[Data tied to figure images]
***
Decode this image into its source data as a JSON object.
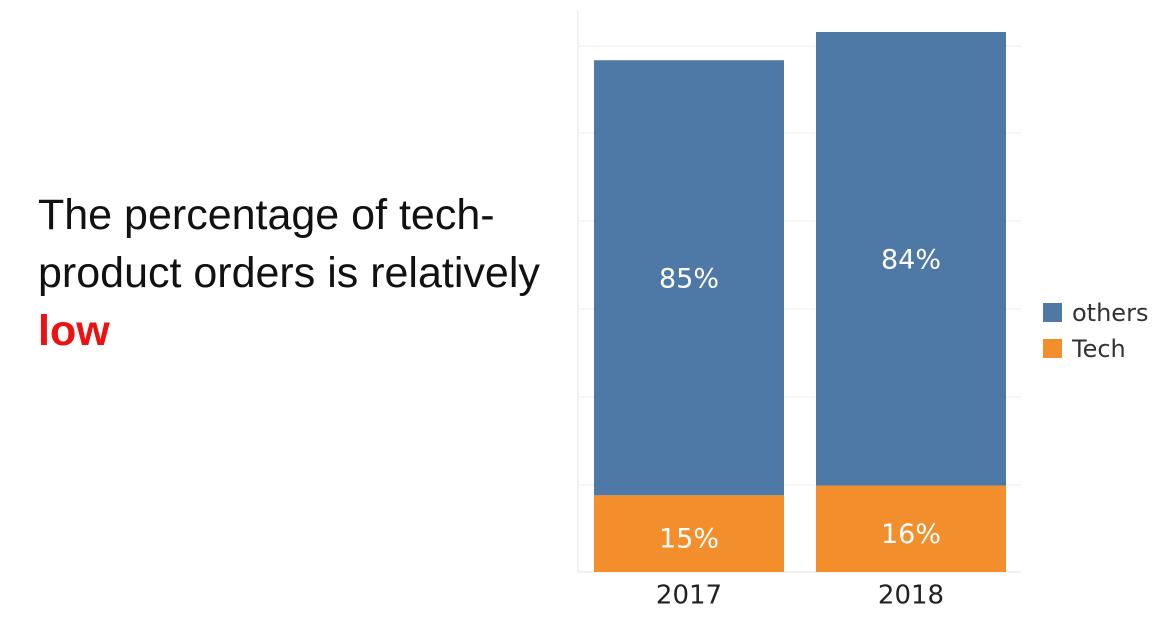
{
  "headline": {
    "text_before": "The percentage of tech-product orders is relatively ",
    "emphasis": "low"
  },
  "chart_data": {
    "type": "bar",
    "stacked": true,
    "categories": [
      "2017",
      "2018"
    ],
    "series": [
      {
        "name": "Tech",
        "values": [
          15,
          16
        ],
        "labels": [
          "15%",
          "16%"
        ],
        "color": "#f28e2b"
      },
      {
        "name": "others",
        "values": [
          85,
          84
        ],
        "labels": [
          "85%",
          "84%"
        ],
        "color": "#4e79a7"
      }
    ],
    "legend": {
      "position": "right",
      "order": [
        "others",
        "Tech"
      ]
    },
    "grid": true,
    "y_tick_labels_shown": false,
    "colors": {
      "others": "#4e79a7",
      "Tech": "#f28e2b",
      "emphasis": "#ee1111"
    }
  }
}
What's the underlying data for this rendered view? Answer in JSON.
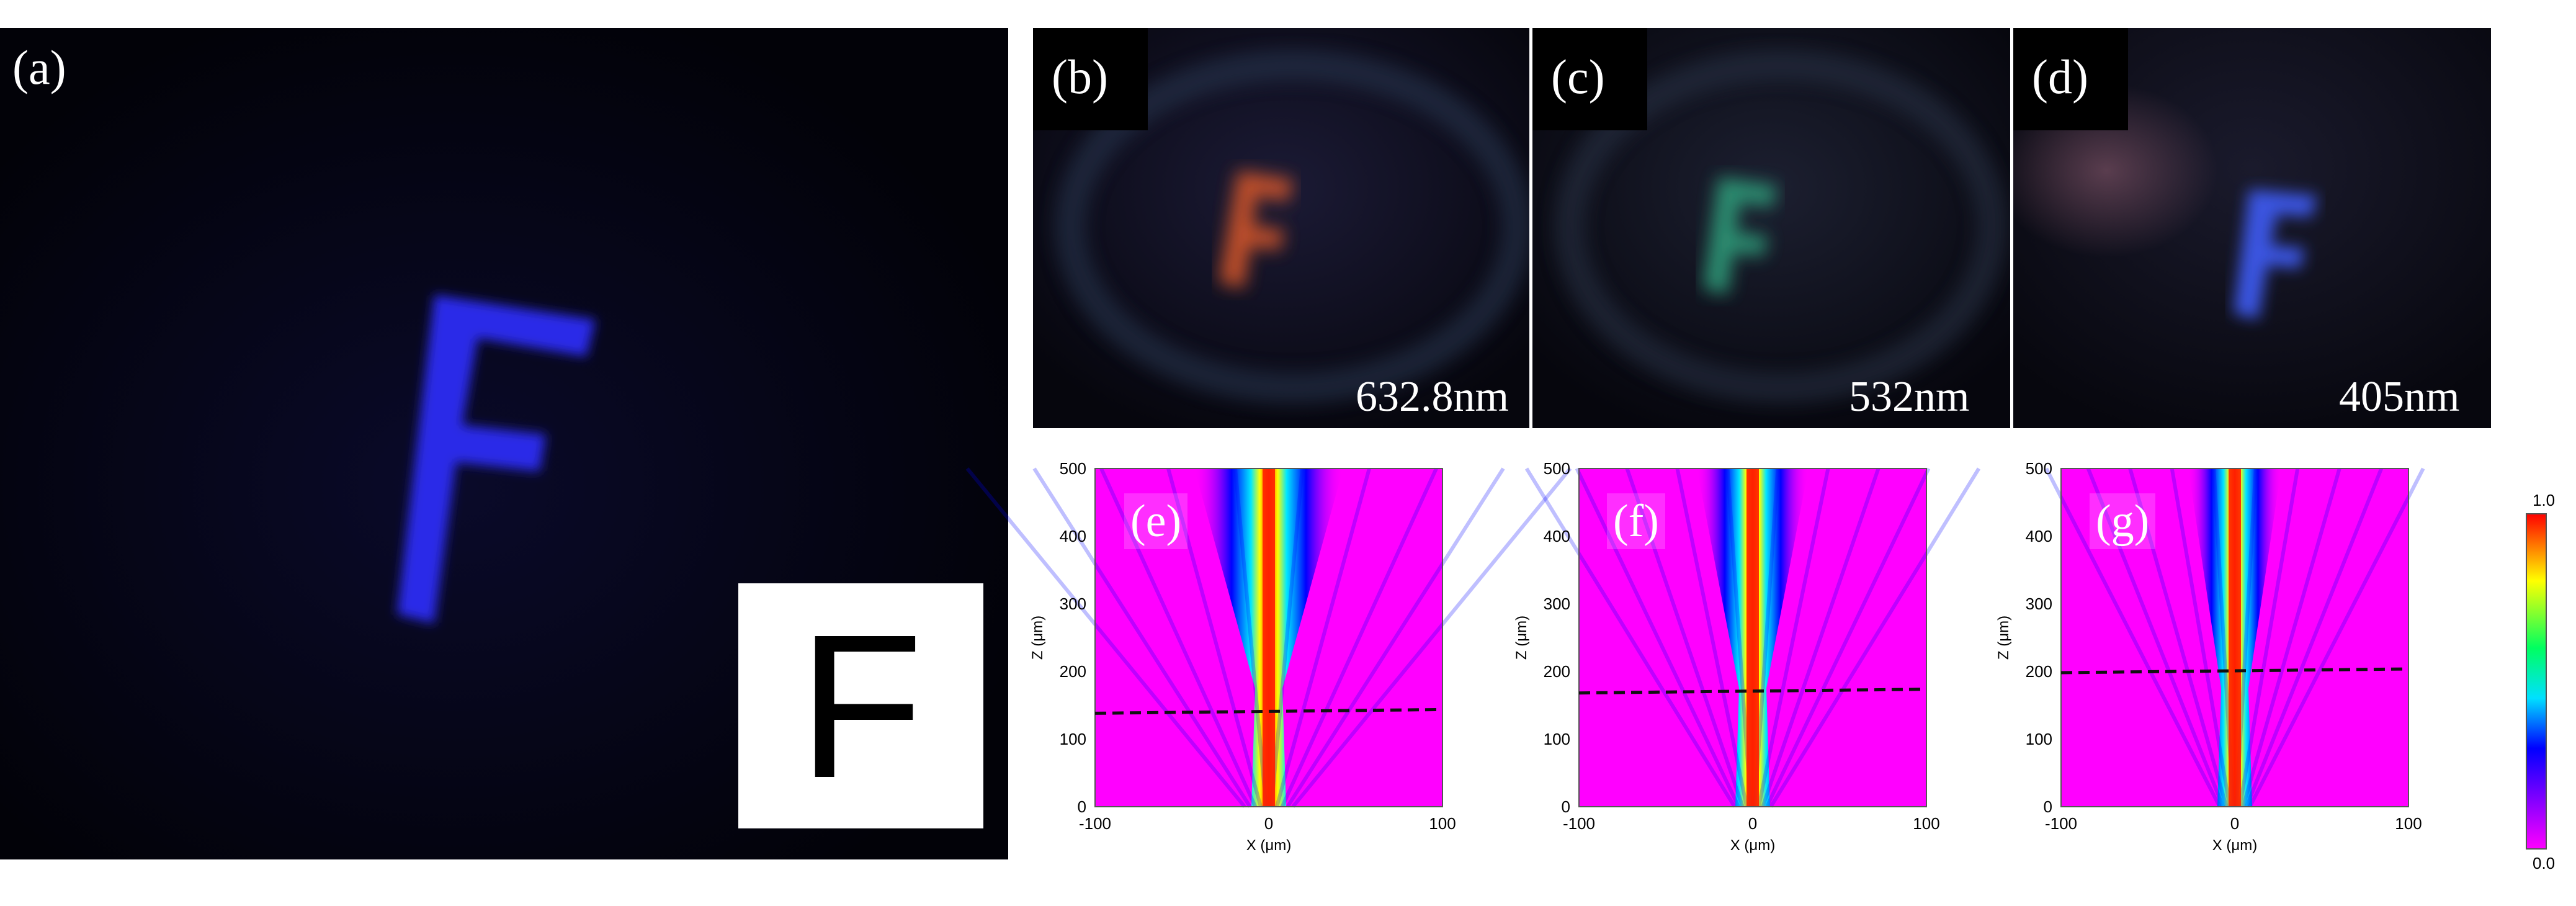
{
  "panels": {
    "a": {
      "label": "(a)",
      "inset_letter": "F",
      "captured_letter": "F"
    },
    "b": {
      "label": "(b)",
      "wavelength": "632.8nm",
      "captured_letter": "F"
    },
    "c": {
      "label": "(c)",
      "wavelength": "532nm",
      "captured_letter": "F"
    },
    "d": {
      "label": "(d)",
      "wavelength": "405nm",
      "captured_letter": "F"
    },
    "e": {
      "label": "(e)"
    },
    "f": {
      "label": "(f)"
    },
    "g": {
      "label": "(g)"
    }
  },
  "plots": {
    "ylabel": "Z (μm)",
    "xlabel": "X (μm)",
    "y_ticks": [
      "0",
      "100",
      "200",
      "300",
      "400",
      "500"
    ],
    "x_ticks": [
      "-100",
      "0",
      "100"
    ],
    "ylim": [
      0,
      500
    ],
    "xlim": [
      -100,
      100
    ],
    "focal_lines_um": [
      140,
      170,
      200
    ],
    "colorbar": {
      "max_label": "1.0",
      "min_label": "0.0"
    },
    "colors": {
      "background": "#ff00ff",
      "low": "#0000ff",
      "mid": "#00ffff",
      "high": "#ff2000"
    }
  }
}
***
**What you should do:**
Leave images out of the retyped records; keep all else exact.

**Exercise output:**
Decode this image into its source data as a JSON object.
{
  "headline": {
    "text_before": "The percentage of tech-product orders is relatively ",
    "emphasis": "low"
  },
  "chart_data": {
    "type": "bar",
    "stacked": true,
    "categories": [
      "2017",
      "2018"
    ],
    "series": [
      {
        "name": "Tech",
        "values": [
          15,
          16
        ],
        "labels": [
          "15%",
          "16%"
        ],
        "color": "#f28e2b"
      },
      {
        "name": "others",
        "values": [
          85,
          84
        ],
        "labels": [
          "85%",
          "84%"
        ],
        "color": "#4e79a7"
      }
    ],
    "legend": {
      "position": "right",
      "order": [
        "others",
        "Tech"
      ]
    },
    "grid": true,
    "y_tick_labels_shown": false,
    "colors": {
      "others": "#4e79a7",
      "Tech": "#f28e2b",
      "emphasis": "#ee1111"
    }
  }
}
What's the underlying data for this rendered view? Answer in JSON.
{
  "panels": {
    "a": {
      "label": "(a)",
      "inset_letter": "F",
      "captured_letter": "F"
    },
    "b": {
      "label": "(b)",
      "wavelength": "632.8nm",
      "captured_letter": "F"
    },
    "c": {
      "label": "(c)",
      "wavelength": "532nm",
      "captured_letter": "F"
    },
    "d": {
      "label": "(d)",
      "wavelength": "405nm",
      "captured_letter": "F"
    },
    "e": {
      "label": "(e)"
    },
    "f": {
      "label": "(f)"
    },
    "g": {
      "label": "(g)"
    }
  },
  "plots": {
    "ylabel": "Z (μm)",
    "xlabel": "X (μm)",
    "y_ticks": [
      "0",
      "100",
      "200",
      "300",
      "400",
      "500"
    ],
    "x_ticks": [
      "-100",
      "0",
      "100"
    ],
    "ylim": [
      0,
      500
    ],
    "xlim": [
      -100,
      100
    ],
    "focal_lines_um": [
      140,
      170,
      200
    ],
    "colorbar": {
      "max_label": "1.0",
      "min_label": "0.0"
    },
    "colors": {
      "background": "#ff00ff",
      "low": "#0000ff",
      "mid": "#00ffff",
      "high": "#ff2000"
    }
  }
}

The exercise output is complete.